◆ WHAT YOU WILL DO
Gather every line holding the string "from".

◆ DATA LINES
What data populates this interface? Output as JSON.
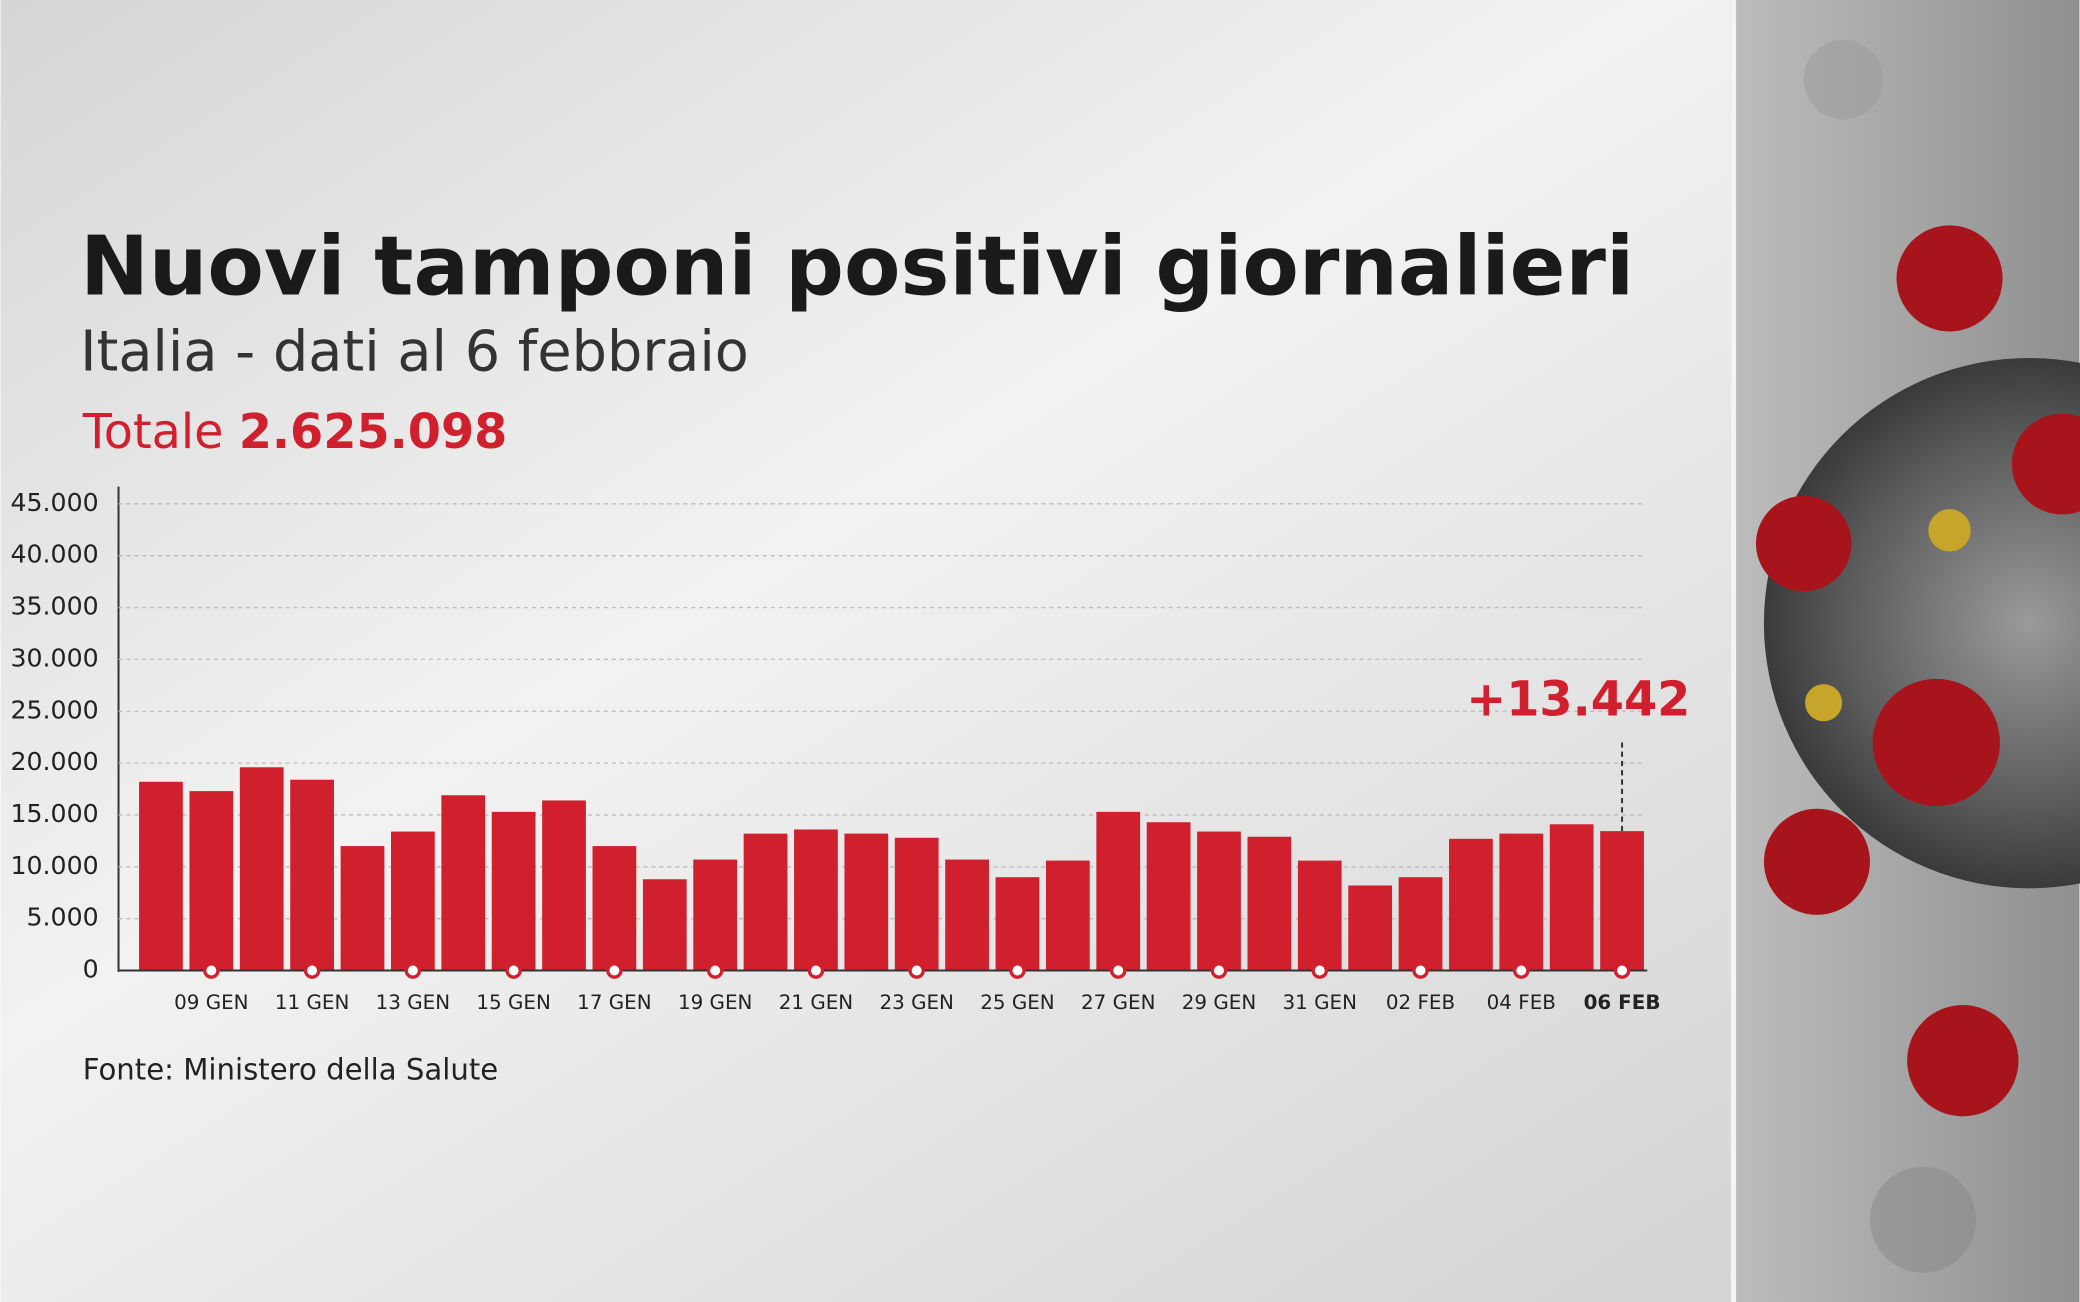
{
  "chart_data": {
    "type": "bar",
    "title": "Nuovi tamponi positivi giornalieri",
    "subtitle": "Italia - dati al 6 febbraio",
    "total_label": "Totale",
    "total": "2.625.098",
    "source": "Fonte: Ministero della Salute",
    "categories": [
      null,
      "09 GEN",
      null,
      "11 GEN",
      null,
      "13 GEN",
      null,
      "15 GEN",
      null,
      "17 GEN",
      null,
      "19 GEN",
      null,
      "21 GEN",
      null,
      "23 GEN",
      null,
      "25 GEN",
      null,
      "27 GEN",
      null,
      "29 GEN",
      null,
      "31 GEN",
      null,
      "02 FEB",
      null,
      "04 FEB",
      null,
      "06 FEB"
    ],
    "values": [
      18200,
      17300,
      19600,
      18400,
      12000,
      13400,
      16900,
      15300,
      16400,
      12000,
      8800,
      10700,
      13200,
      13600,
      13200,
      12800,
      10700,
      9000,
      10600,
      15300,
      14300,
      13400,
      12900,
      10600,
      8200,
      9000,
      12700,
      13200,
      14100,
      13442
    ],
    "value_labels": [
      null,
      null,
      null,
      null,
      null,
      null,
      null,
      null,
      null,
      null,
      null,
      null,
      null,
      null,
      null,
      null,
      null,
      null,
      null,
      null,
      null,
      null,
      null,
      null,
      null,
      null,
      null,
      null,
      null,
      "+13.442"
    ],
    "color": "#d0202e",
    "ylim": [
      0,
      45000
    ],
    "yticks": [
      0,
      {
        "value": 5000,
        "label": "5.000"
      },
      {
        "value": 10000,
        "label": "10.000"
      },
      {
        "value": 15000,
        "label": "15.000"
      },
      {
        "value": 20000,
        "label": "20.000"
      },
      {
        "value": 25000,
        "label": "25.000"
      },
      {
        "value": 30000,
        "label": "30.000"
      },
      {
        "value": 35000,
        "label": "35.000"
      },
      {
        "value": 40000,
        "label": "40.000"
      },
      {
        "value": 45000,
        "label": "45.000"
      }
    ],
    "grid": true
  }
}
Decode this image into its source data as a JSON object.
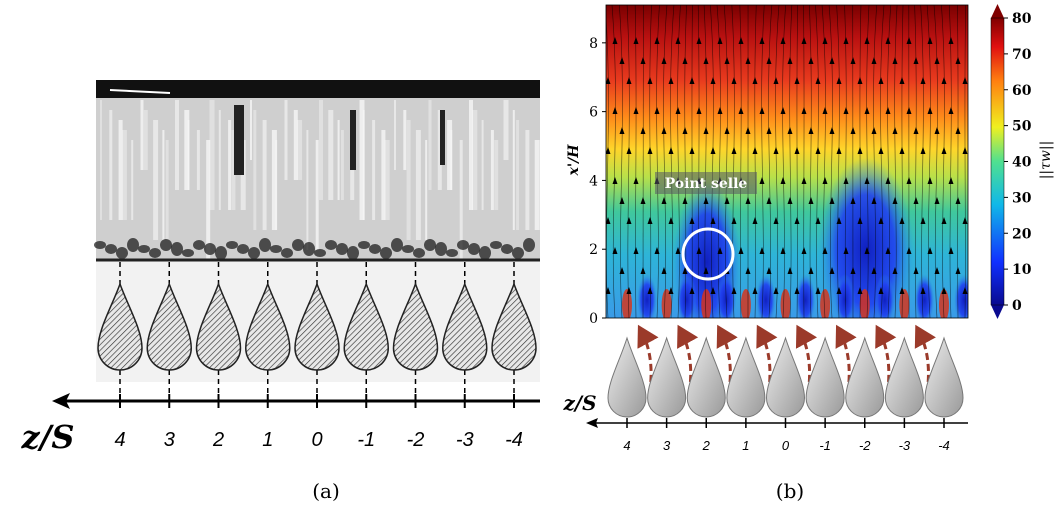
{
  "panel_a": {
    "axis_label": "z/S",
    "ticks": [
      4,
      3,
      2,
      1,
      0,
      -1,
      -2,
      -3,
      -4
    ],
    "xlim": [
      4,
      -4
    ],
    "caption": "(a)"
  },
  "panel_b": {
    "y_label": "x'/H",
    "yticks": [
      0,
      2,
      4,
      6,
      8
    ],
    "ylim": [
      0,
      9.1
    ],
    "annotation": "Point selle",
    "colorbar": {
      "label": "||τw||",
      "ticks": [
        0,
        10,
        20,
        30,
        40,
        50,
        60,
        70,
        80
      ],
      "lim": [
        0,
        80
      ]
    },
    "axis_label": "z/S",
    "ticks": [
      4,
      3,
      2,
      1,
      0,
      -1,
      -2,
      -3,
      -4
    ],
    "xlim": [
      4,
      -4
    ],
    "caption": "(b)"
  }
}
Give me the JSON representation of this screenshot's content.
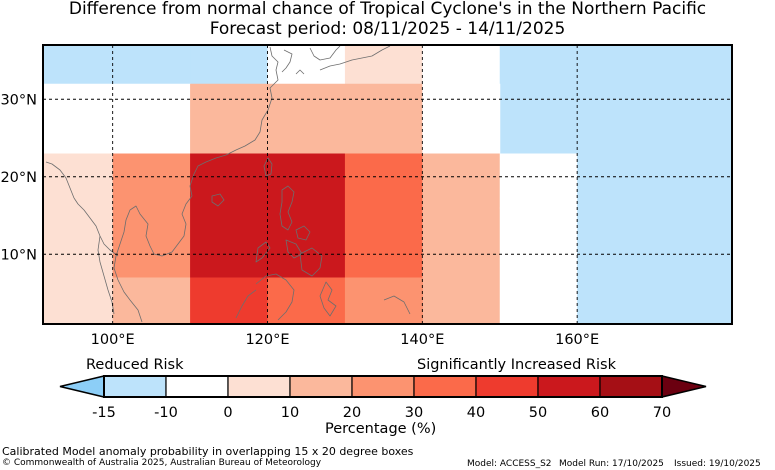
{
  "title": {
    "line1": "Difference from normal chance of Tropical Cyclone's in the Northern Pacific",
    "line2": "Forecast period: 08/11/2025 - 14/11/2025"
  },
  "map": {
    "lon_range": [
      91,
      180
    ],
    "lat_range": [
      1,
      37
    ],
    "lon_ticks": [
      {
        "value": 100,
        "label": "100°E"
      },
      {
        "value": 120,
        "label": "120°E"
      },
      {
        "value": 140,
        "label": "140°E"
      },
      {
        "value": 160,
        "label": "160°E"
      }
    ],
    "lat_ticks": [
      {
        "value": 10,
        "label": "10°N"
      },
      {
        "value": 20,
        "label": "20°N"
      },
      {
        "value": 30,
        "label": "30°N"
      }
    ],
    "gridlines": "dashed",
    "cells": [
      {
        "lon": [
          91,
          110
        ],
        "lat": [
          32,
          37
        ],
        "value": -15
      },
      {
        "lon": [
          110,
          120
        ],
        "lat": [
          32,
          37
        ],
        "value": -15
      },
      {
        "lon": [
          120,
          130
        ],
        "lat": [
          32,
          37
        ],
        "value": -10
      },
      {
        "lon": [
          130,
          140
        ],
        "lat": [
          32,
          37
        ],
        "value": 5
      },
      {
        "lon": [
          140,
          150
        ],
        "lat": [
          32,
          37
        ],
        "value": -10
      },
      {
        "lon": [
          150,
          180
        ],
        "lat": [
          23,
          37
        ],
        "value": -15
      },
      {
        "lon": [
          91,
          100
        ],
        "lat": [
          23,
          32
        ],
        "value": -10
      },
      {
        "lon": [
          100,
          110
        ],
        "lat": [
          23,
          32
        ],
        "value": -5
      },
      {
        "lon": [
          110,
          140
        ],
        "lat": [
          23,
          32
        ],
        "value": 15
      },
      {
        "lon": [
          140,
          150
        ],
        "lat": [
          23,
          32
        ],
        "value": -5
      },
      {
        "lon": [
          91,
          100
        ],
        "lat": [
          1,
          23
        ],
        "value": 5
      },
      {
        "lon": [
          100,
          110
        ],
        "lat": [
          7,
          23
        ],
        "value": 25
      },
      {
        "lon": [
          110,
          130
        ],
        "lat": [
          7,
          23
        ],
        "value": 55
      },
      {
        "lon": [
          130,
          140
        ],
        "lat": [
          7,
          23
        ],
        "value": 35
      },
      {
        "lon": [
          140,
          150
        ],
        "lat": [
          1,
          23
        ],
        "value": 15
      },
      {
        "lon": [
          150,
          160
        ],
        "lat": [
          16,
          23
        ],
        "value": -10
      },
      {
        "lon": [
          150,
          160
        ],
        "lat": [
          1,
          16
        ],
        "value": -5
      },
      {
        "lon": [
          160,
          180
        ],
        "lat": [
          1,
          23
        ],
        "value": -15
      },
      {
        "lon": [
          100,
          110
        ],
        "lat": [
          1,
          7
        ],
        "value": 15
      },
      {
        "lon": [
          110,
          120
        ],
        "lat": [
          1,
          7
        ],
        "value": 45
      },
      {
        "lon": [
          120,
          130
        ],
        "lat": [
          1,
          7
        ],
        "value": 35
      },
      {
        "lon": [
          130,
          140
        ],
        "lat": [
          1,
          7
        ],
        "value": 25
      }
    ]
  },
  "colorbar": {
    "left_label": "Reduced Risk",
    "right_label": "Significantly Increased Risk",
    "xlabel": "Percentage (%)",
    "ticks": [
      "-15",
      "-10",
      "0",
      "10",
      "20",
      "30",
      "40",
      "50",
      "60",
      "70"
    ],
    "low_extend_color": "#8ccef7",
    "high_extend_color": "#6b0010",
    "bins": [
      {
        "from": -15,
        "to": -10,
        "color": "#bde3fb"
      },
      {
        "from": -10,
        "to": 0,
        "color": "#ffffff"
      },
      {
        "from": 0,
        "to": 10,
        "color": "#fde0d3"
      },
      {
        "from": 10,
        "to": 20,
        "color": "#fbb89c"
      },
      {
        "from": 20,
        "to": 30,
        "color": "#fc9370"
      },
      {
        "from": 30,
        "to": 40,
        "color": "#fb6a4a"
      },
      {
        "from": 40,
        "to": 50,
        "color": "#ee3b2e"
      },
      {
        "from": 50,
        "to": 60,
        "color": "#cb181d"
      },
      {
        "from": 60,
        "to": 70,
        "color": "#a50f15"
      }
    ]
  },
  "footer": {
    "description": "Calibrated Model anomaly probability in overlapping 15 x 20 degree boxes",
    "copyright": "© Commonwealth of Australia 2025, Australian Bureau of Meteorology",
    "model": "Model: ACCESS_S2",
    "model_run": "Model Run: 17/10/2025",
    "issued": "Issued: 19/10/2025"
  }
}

◆ ANSWER IN FULL
    "line1": "Difference from normal chance of Tropical Cyclone's in the Northern Pacific",
        "from": -15,
        "from": -10,
        "from": 0,
        "from": 10,
        "from": 20,
        "from": 30,
        "from": 40,
        "from": 50,
        "from": 60,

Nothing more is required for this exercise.